» Task directions
Collect all lines containing the word "人造太阳" from the data.

» Records to process
╔══
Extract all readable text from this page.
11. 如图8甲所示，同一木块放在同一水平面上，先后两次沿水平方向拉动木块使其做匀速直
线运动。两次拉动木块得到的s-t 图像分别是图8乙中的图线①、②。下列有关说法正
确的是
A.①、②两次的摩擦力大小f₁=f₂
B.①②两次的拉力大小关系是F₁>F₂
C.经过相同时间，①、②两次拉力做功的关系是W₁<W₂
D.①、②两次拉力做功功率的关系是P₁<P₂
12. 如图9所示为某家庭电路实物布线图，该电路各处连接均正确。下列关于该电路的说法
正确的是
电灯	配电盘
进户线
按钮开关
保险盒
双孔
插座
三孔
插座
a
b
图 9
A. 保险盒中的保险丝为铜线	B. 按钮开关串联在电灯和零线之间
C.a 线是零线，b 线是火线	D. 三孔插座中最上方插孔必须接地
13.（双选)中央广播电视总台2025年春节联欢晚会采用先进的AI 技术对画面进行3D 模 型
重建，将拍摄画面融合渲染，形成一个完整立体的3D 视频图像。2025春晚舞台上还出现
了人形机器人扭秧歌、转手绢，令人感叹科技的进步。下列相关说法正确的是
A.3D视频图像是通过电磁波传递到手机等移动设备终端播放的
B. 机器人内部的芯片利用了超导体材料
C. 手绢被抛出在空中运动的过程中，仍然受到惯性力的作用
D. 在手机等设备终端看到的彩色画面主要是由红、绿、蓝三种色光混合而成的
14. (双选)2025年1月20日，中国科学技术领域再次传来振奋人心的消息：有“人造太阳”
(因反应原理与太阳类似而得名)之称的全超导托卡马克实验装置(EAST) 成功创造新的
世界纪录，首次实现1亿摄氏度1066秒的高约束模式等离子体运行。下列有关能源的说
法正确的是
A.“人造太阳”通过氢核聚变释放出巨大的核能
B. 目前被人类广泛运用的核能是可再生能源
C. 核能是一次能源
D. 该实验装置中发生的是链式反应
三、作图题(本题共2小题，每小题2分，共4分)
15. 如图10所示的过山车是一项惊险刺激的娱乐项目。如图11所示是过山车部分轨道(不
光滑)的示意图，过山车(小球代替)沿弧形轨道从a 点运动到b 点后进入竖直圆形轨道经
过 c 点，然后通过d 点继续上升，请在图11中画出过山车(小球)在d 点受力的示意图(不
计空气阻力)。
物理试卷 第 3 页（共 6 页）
╚══
» Expected answer
14. (双选)2025年1月20日，中国科学技术领域再次传来振奋人心的消息：有“人造太阳”
A.“人造太阳”通过氢核聚变释放出巨大的核能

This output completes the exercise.